Request: Restate the whole of the material. Keep every word, and drop the pictures.

## Start Data for processing

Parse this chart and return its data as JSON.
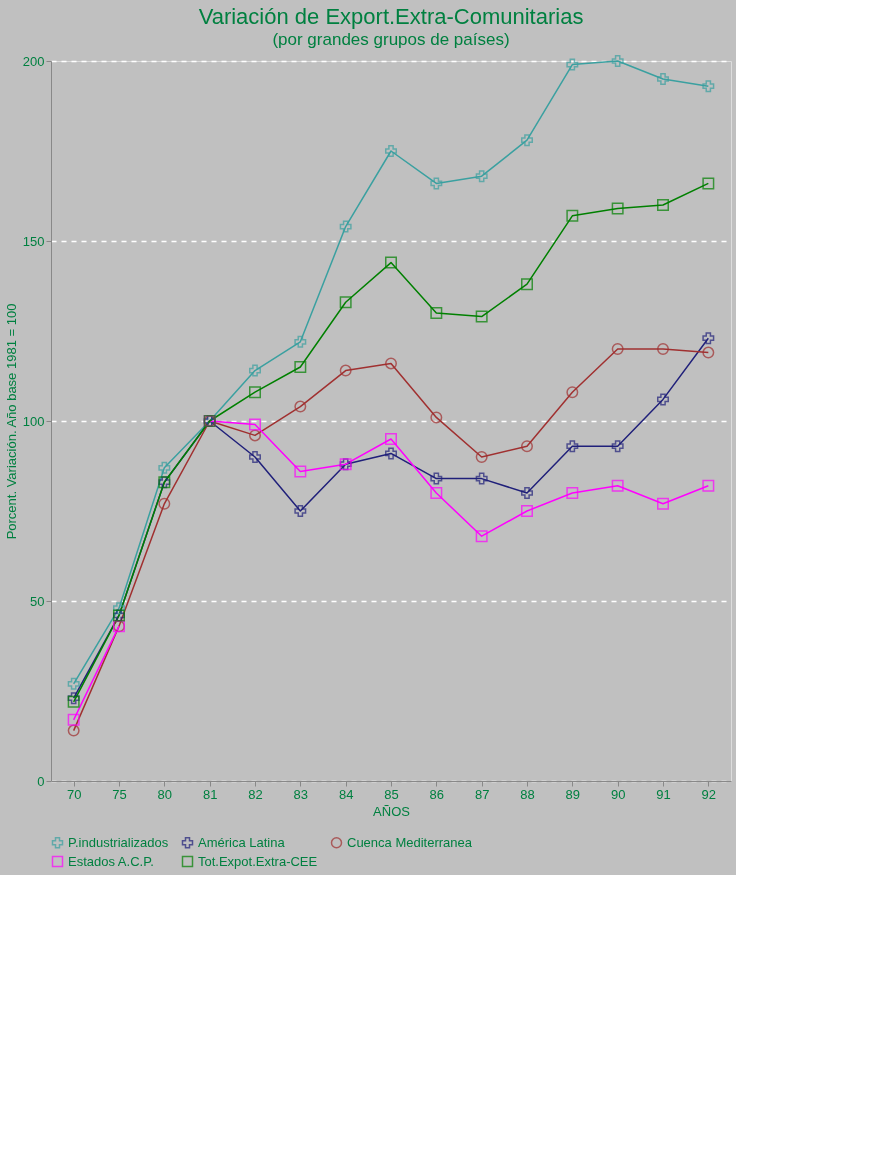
{
  "chart_data": {
    "type": "line",
    "title": "Variación de Export.Extra-Comunitarias",
    "subtitle": "(por grandes grupos de países)",
    "xlabel": "AÑOS",
    "ylabel": "Porcent. Variación. Año base 1981 = 100",
    "categories": [
      "70",
      "75",
      "80",
      "81",
      "82",
      "83",
      "84",
      "85",
      "86",
      "87",
      "88",
      "89",
      "90",
      "91",
      "92"
    ],
    "ylim": [
      0,
      200
    ],
    "yticks": [
      0,
      50,
      100,
      150,
      200
    ],
    "grid": "y",
    "legend": "bottom",
    "line_style": "solid",
    "series": [
      {
        "name": "P.industrializados",
        "color": "#3aa0a0",
        "marker": "cross",
        "values": [
          27,
          48,
          87,
          100,
          114,
          122,
          154,
          175,
          166,
          168,
          178,
          199,
          200,
          195,
          193
        ]
      },
      {
        "name": "América Latina",
        "color": "#20207a",
        "marker": "cross",
        "values": [
          23,
          46,
          83,
          100,
          90,
          75,
          88,
          91,
          84,
          84,
          80,
          93,
          93,
          106,
          123
        ]
      },
      {
        "name": "Cuenca Mediterranea",
        "color": "#a03030",
        "marker": "circle",
        "values": [
          14,
          43,
          77,
          100,
          96,
          104,
          114,
          116,
          101,
          90,
          93,
          108,
          120,
          120,
          119
        ]
      },
      {
        "name": "Estados A.C.P.",
        "color": "#ff00ff",
        "marker": "square",
        "values": [
          17,
          43,
          null,
          100,
          99,
          86,
          88,
          95,
          80,
          68,
          75,
          80,
          82,
          77,
          82
        ]
      },
      {
        "name": "Tot.Expot.Extra-CEE",
        "color": "#008000",
        "marker": "square",
        "values": [
          22,
          46,
          83,
          100,
          108,
          115,
          133,
          144,
          130,
          129,
          138,
          157,
          159,
          160,
          166
        ]
      }
    ]
  }
}
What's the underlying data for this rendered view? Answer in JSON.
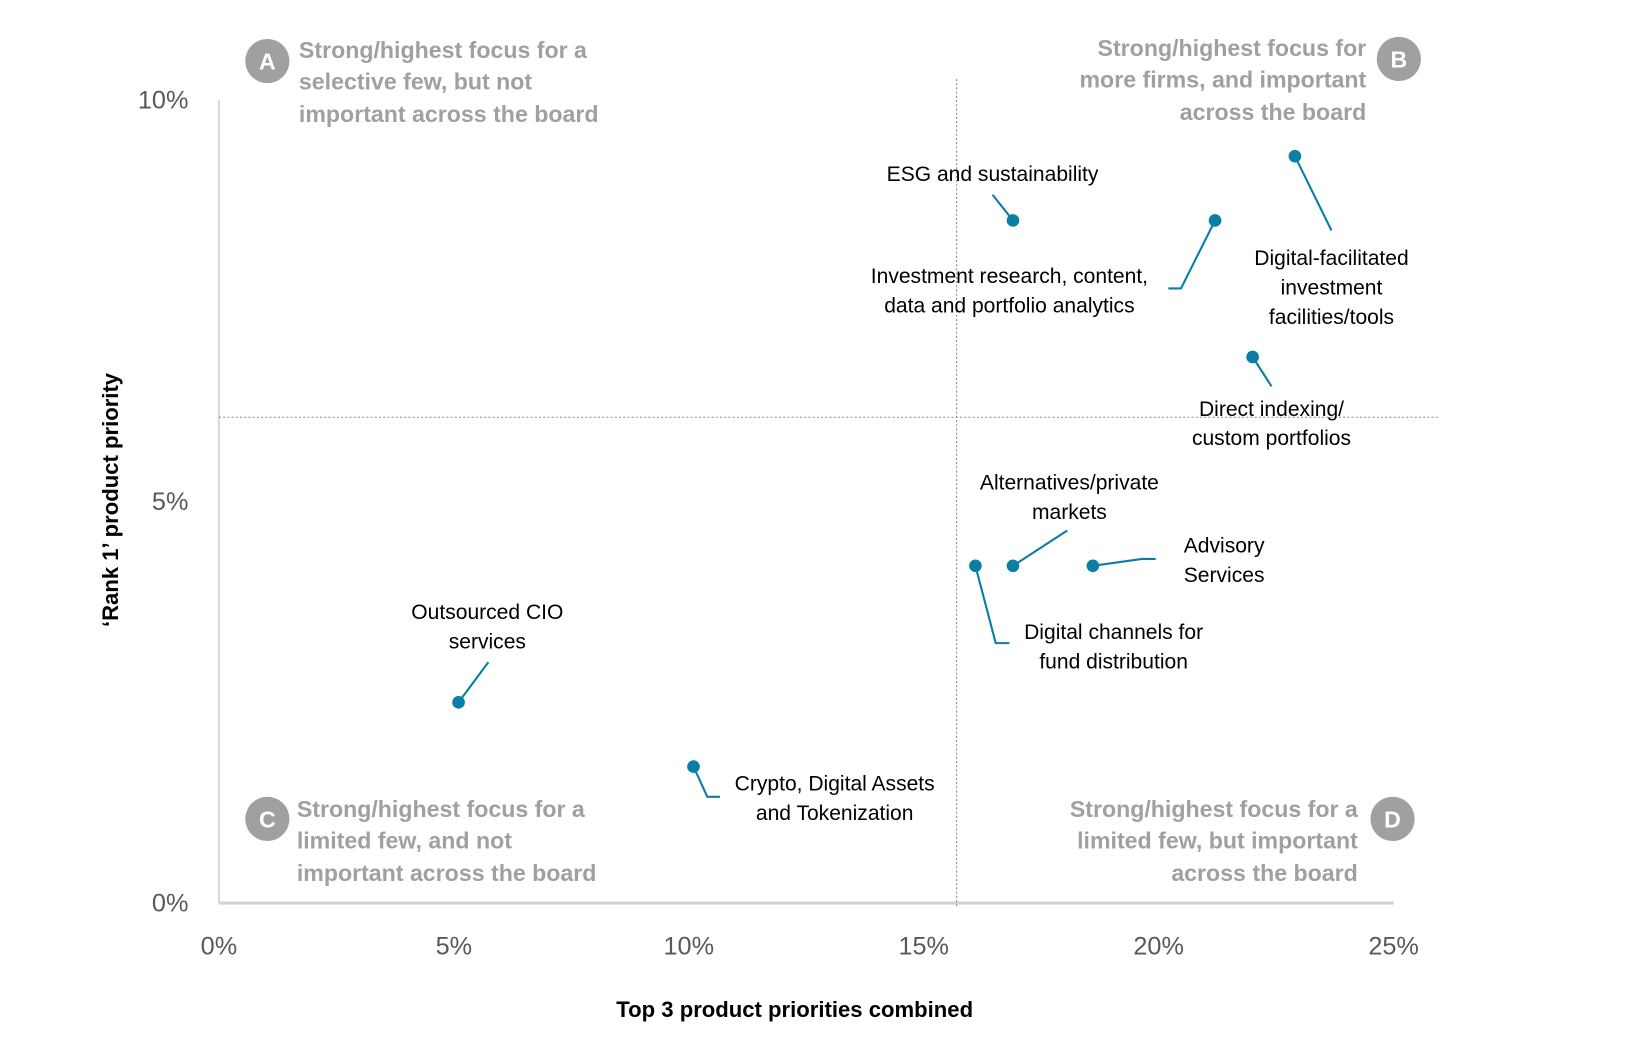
{
  "chart_data": {
    "type": "scatter",
    "title": "",
    "xlabel": "Top 3 product priorities combined",
    "ylabel": "‘Rank 1’ product priority",
    "xlim": [
      0,
      25
    ],
    "ylim": [
      0,
      10
    ],
    "x_ticks": [
      "0%",
      "5%",
      "10%",
      "15%",
      "20%",
      "25%"
    ],
    "x_tick_values": [
      0,
      5,
      10,
      15,
      20,
      25
    ],
    "y_ticks": [
      "0%",
      "5%",
      "10%"
    ],
    "y_tick_values": [
      0,
      5,
      10
    ],
    "grid": false,
    "reference_lines": {
      "x": 15.7,
      "y": 6.05
    },
    "point_color": "#0a7ea4",
    "points": [
      {
        "label": [
          "ESG and sustainability"
        ],
        "x": 16.9,
        "y": 8.5
      },
      {
        "label": [
          "Investment research, content,",
          "data and portfolio analytics"
        ],
        "x": 21.2,
        "y": 8.5
      },
      {
        "label": [
          "Digital-facilitated",
          "investment",
          "facilities/tools"
        ],
        "x": 22.9,
        "y": 9.3
      },
      {
        "label": [
          "Direct indexing/",
          "custom portfolios"
        ],
        "x": 22.0,
        "y": 6.8
      },
      {
        "label": [
          "Alternatives/private",
          "markets"
        ],
        "x": 16.9,
        "y": 4.2
      },
      {
        "label": [
          "Digital channels for",
          "fund distribution"
        ],
        "x": 16.1,
        "y": 4.2
      },
      {
        "label": [
          "Advisory",
          "Services"
        ],
        "x": 18.6,
        "y": 4.2
      },
      {
        "label": [
          "Outsourced CIO",
          "services"
        ],
        "x": 5.1,
        "y": 2.5
      },
      {
        "label": [
          "Crypto, Digital Assets",
          "and Tokenization"
        ],
        "x": 10.1,
        "y": 1.7
      }
    ],
    "quadrants": [
      {
        "letter": "A",
        "text": [
          "Strong/highest focus for a",
          "selective few, but not",
          "important across the board"
        ]
      },
      {
        "letter": "B",
        "text": [
          "Strong/highest focus for",
          "more firms, and important",
          "across the board"
        ]
      },
      {
        "letter": "C",
        "text": [
          "Strong/highest focus for a",
          "limited few, and not",
          "important across the board"
        ]
      },
      {
        "letter": "D",
        "text": [
          "Strong/highest focus for a",
          "limited few, but important",
          "across the board"
        ]
      }
    ],
    "quadrant_color": "#a0a0a0"
  }
}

## End Data for processing

Solution below:
Parse this chart and return its data as JSON.
{
  "chart_data": {
    "type": "line",
    "title": "Variación de Export.Extra-Comunitarias",
    "subtitle": "(por grandes grupos de países)",
    "xlabel": "AÑOS",
    "ylabel": "Porcent. Variación. Año base 1981 = 100",
    "categories": [
      "70",
      "75",
      "80",
      "81",
      "82",
      "83",
      "84",
      "85",
      "86",
      "87",
      "88",
      "89",
      "90",
      "91",
      "92"
    ],
    "ylim": [
      0,
      200
    ],
    "yticks": [
      0,
      50,
      100,
      150,
      200
    ],
    "grid": "y",
    "legend": "bottom",
    "line_style": "solid",
    "series": [
      {
        "name": "P.industrializados",
        "color": "#3aa0a0",
        "marker": "cross",
        "values": [
          27,
          48,
          87,
          100,
          114,
          122,
          154,
          175,
          166,
          168,
          178,
          199,
          200,
          195,
          193
        ]
      },
      {
        "name": "América Latina",
        "color": "#20207a",
        "marker": "cross",
        "values": [
          23,
          46,
          83,
          100,
          90,
          75,
          88,
          91,
          84,
          84,
          80,
          93,
          93,
          106,
          123
        ]
      },
      {
        "name": "Cuenca Mediterranea",
        "color": "#a03030",
        "marker": "circle",
        "values": [
          14,
          43,
          77,
          100,
          96,
          104,
          114,
          116,
          101,
          90,
          93,
          108,
          120,
          120,
          119
        ]
      },
      {
        "name": "Estados A.C.P.",
        "color": "#ff00ff",
        "marker": "square",
        "values": [
          17,
          43,
          null,
          100,
          99,
          86,
          88,
          95,
          80,
          68,
          75,
          80,
          82,
          77,
          82
        ]
      },
      {
        "name": "Tot.Expot.Extra-CEE",
        "color": "#008000",
        "marker": "square",
        "values": [
          22,
          46,
          83,
          100,
          108,
          115,
          133,
          144,
          130,
          129,
          138,
          157,
          159,
          160,
          166
        ]
      }
    ]
  }
}
What's the underlying data for this rendered view? Answer in JSON.
{
  "chart_data": {
    "type": "scatter",
    "title": "",
    "xlabel": "Top 3 product priorities combined",
    "ylabel": "‘Rank 1’ product priority",
    "xlim": [
      0,
      25
    ],
    "ylim": [
      0,
      10
    ],
    "x_ticks": [
      "0%",
      "5%",
      "10%",
      "15%",
      "20%",
      "25%"
    ],
    "x_tick_values": [
      0,
      5,
      10,
      15,
      20,
      25
    ],
    "y_ticks": [
      "0%",
      "5%",
      "10%"
    ],
    "y_tick_values": [
      0,
      5,
      10
    ],
    "grid": false,
    "reference_lines": {
      "x": 15.7,
      "y": 6.05
    },
    "point_color": "#0a7ea4",
    "points": [
      {
        "label": [
          "ESG and sustainability"
        ],
        "x": 16.9,
        "y": 8.5
      },
      {
        "label": [
          "Investment research, content,",
          "data and portfolio analytics"
        ],
        "x": 21.2,
        "y": 8.5
      },
      {
        "label": [
          "Digital-facilitated",
          "investment",
          "facilities/tools"
        ],
        "x": 22.9,
        "y": 9.3
      },
      {
        "label": [
          "Direct indexing/",
          "custom portfolios"
        ],
        "x": 22.0,
        "y": 6.8
      },
      {
        "label": [
          "Alternatives/private",
          "markets"
        ],
        "x": 16.9,
        "y": 4.2
      },
      {
        "label": [
          "Digital channels for",
          "fund distribution"
        ],
        "x": 16.1,
        "y": 4.2
      },
      {
        "label": [
          "Advisory",
          "Services"
        ],
        "x": 18.6,
        "y": 4.2
      },
      {
        "label": [
          "Outsourced CIO",
          "services"
        ],
        "x": 5.1,
        "y": 2.5
      },
      {
        "label": [
          "Crypto, Digital Assets",
          "and Tokenization"
        ],
        "x": 10.1,
        "y": 1.7
      }
    ],
    "quadrants": [
      {
        "letter": "A",
        "text": [
          "Strong/highest focus for a",
          "selective few, but not",
          "important across the board"
        ]
      },
      {
        "letter": "B",
        "text": [
          "Strong/highest focus for",
          "more firms, and important",
          "across the board"
        ]
      },
      {
        "letter": "C",
        "text": [
          "Strong/highest focus for a",
          "limited few, and not",
          "important across the board"
        ]
      },
      {
        "letter": "D",
        "text": [
          "Strong/highest focus for a",
          "limited few, but important",
          "across the board"
        ]
      }
    ],
    "quadrant_color": "#a0a0a0"
  }
}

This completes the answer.